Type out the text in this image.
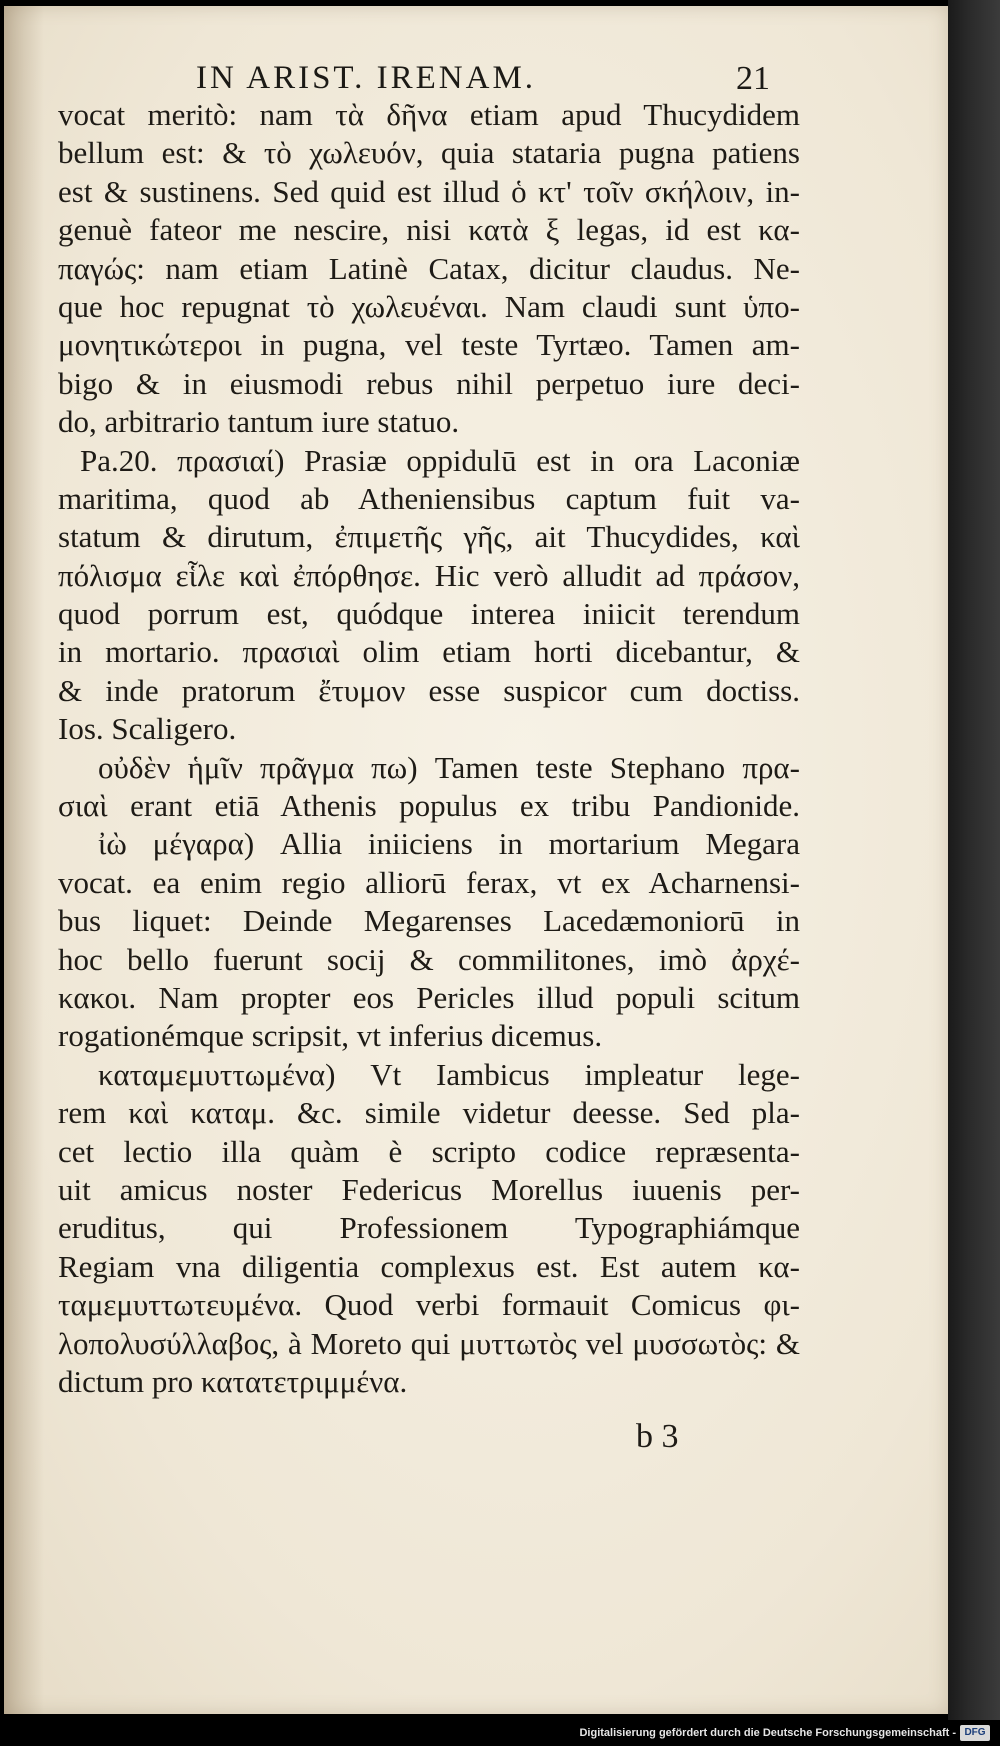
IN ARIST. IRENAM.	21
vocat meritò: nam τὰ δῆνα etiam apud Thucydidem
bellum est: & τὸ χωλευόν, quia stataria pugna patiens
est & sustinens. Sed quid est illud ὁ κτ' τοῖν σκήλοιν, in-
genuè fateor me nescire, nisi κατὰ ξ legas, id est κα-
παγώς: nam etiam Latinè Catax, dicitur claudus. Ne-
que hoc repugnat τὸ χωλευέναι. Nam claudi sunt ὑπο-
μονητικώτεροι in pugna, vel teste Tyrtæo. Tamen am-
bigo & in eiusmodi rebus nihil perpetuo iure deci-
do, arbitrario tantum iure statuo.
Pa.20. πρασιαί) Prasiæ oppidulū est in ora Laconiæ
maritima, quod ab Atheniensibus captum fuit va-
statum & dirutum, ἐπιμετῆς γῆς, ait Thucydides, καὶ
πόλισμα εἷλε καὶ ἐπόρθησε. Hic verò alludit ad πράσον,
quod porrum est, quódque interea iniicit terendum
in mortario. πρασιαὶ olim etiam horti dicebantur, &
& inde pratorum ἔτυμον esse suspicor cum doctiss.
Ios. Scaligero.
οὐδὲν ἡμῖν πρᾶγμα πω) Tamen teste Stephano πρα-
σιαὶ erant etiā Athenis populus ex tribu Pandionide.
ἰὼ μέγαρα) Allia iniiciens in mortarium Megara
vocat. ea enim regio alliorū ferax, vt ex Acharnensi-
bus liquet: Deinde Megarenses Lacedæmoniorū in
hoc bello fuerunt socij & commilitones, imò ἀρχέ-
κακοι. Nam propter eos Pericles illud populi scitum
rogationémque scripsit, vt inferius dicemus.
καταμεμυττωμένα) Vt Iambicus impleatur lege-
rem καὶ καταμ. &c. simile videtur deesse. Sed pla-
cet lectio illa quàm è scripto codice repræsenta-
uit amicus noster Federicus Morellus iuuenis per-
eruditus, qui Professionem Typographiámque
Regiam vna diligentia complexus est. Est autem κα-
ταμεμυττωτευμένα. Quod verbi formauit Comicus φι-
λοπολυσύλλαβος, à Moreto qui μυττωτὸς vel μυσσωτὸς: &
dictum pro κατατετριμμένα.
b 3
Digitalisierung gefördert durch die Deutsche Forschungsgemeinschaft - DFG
------------------------------------------------
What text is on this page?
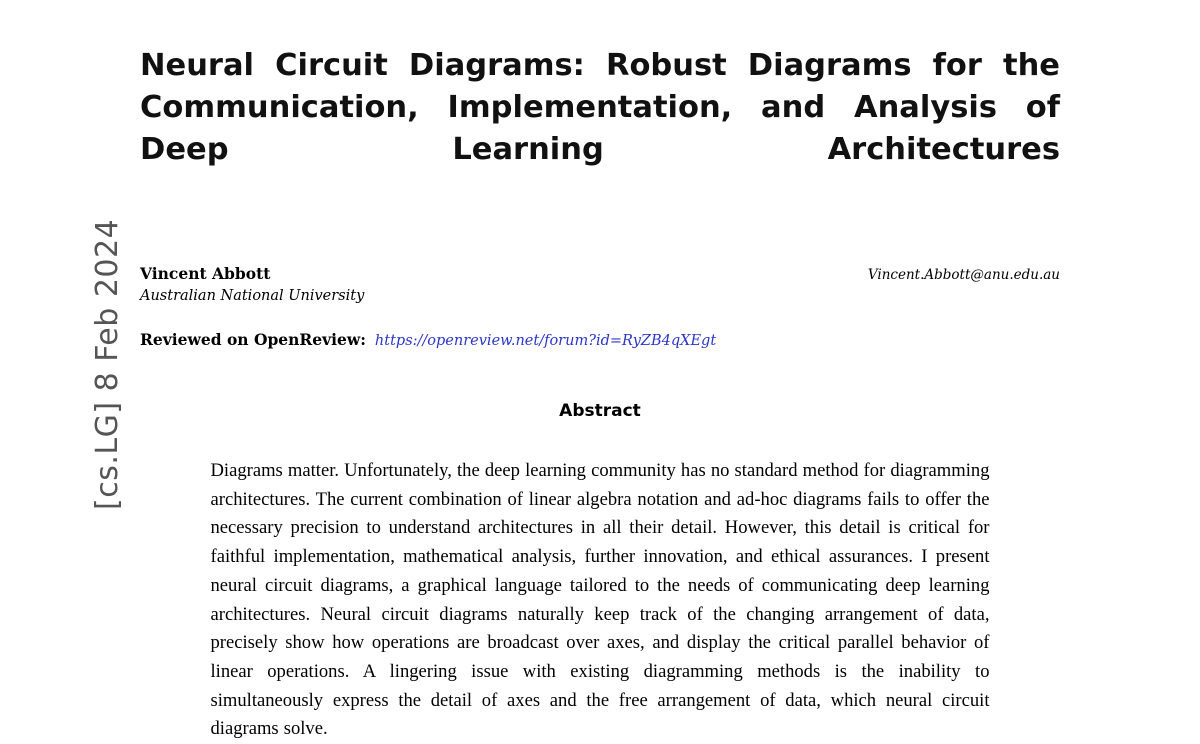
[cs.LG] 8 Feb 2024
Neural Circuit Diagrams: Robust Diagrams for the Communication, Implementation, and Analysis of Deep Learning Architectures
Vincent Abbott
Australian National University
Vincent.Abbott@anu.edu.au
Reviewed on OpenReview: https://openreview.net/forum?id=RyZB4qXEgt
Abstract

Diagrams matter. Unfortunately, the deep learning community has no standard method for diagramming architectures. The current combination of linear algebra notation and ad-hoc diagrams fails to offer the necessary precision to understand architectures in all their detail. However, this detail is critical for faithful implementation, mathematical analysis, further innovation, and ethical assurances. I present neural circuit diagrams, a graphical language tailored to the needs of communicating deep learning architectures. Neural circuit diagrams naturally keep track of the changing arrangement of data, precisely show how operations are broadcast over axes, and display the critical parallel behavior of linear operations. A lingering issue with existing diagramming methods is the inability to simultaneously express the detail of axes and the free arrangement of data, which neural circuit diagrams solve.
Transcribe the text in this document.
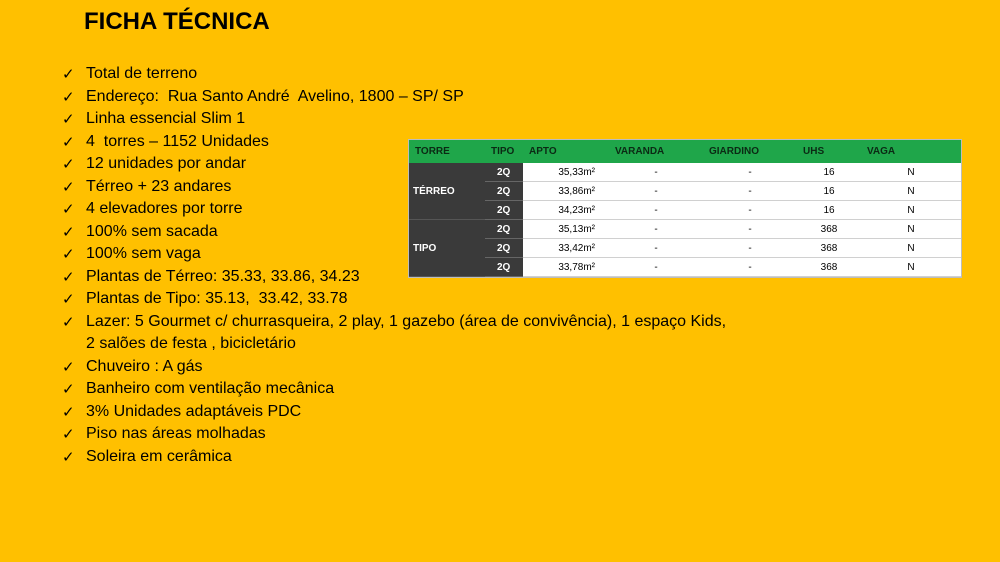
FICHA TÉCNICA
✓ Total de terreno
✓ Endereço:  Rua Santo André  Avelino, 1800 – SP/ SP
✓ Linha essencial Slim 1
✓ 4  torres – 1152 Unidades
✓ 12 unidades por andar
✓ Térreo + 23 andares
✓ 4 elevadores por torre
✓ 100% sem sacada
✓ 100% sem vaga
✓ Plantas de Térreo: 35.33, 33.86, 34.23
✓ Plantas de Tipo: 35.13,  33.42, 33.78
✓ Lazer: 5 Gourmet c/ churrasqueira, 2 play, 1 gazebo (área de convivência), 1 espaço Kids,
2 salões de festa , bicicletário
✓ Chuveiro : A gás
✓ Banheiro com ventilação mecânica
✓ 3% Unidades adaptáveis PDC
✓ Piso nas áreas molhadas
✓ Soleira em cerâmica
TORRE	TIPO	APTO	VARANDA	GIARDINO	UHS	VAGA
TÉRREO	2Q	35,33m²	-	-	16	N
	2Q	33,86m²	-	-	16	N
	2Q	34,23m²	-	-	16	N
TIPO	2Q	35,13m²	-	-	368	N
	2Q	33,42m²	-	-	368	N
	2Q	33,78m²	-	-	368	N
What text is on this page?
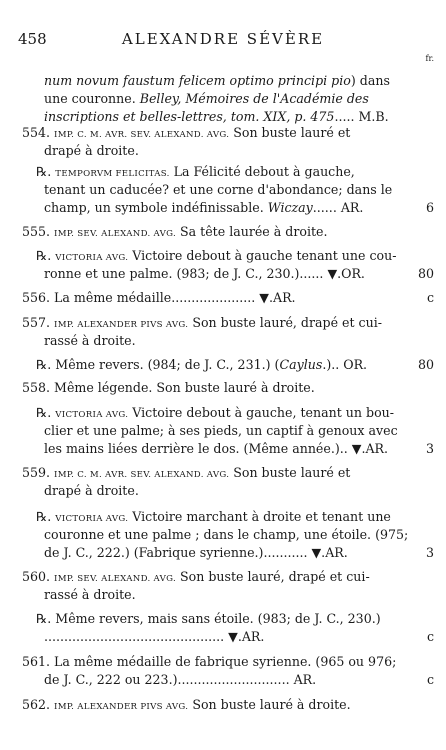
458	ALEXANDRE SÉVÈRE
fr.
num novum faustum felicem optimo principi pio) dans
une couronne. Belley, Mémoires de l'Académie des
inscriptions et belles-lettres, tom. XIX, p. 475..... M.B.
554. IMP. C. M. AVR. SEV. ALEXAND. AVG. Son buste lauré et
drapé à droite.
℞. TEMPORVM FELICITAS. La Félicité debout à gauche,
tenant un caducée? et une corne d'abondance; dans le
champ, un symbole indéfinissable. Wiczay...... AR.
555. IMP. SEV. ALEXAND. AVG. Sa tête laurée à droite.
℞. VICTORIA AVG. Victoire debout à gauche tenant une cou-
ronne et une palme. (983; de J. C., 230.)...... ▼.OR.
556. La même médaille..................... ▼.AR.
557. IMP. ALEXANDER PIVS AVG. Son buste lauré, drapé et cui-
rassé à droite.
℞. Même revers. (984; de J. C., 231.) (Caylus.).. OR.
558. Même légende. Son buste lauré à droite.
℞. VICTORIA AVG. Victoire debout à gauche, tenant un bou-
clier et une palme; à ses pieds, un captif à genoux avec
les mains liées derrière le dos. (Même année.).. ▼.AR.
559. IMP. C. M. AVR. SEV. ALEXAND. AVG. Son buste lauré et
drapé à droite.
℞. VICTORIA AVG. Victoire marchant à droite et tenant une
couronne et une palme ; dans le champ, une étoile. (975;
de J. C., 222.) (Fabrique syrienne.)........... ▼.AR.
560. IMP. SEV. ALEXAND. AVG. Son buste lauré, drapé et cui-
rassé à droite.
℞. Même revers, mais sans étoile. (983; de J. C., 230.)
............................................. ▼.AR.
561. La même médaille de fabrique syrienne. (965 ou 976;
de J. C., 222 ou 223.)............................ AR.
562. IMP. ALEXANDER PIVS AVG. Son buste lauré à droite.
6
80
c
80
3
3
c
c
------------------------------------------------
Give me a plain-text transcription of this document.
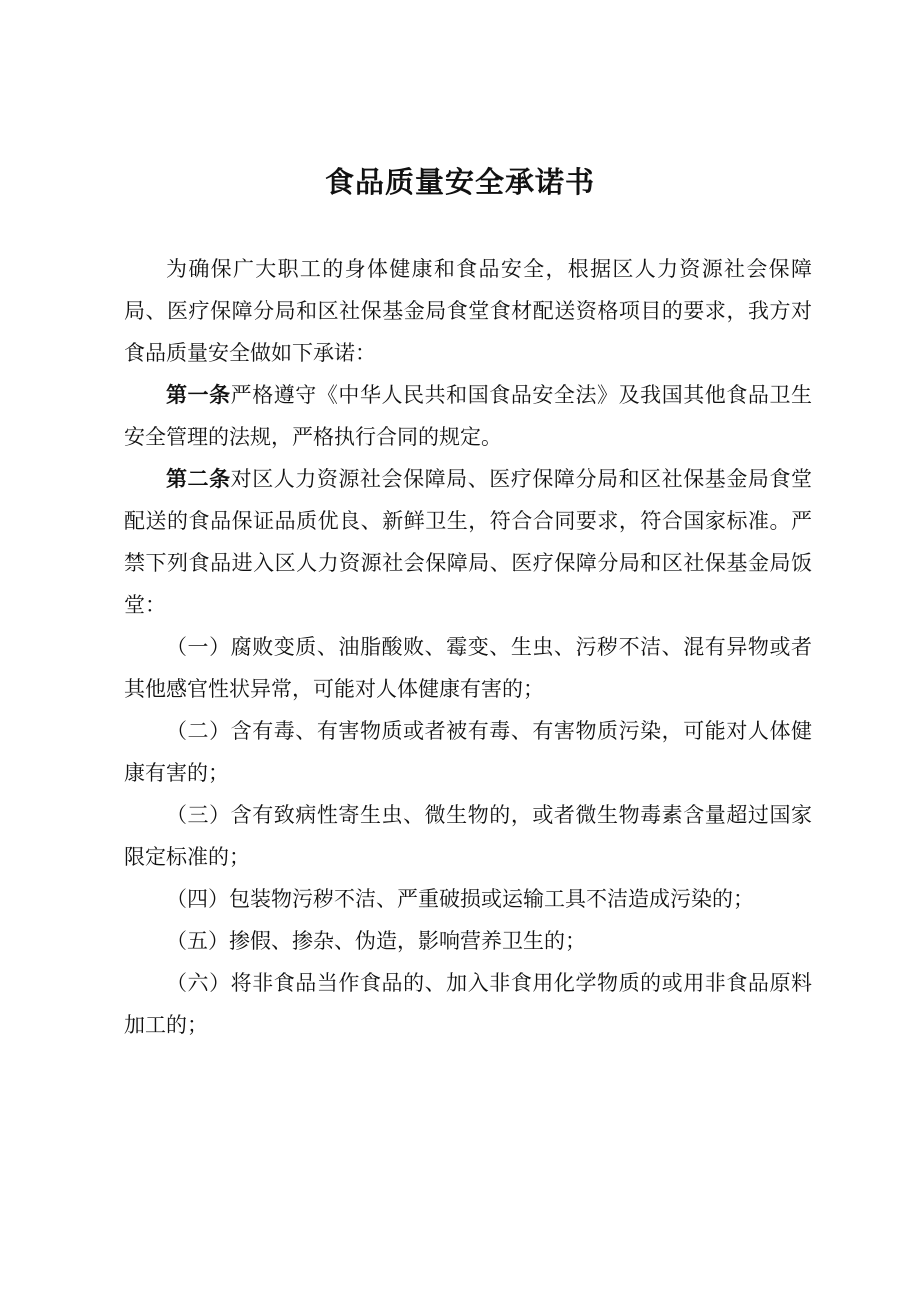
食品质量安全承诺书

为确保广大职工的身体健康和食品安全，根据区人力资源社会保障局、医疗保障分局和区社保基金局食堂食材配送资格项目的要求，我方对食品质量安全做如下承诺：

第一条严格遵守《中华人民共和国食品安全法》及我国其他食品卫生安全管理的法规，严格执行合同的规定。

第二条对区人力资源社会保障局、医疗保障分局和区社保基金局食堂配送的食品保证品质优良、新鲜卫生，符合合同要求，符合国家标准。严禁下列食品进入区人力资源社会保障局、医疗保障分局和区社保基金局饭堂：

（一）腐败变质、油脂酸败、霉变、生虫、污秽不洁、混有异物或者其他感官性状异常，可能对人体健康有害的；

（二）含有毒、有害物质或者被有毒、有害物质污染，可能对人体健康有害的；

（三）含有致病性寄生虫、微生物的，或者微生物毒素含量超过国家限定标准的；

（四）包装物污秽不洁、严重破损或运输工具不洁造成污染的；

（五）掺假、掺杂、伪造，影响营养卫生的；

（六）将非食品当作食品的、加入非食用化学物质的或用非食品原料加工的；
------------------------------------------------
Pick out all lines containing the string "drapé".

drapé à droite.
557. IMP. ALEXANDER PIVS AVG. Son buste lauré, drapé et cui-
drapé à droite.
560. IMP. SEV. ALEXAND. AVG. Son buste lauré, drapé et cui-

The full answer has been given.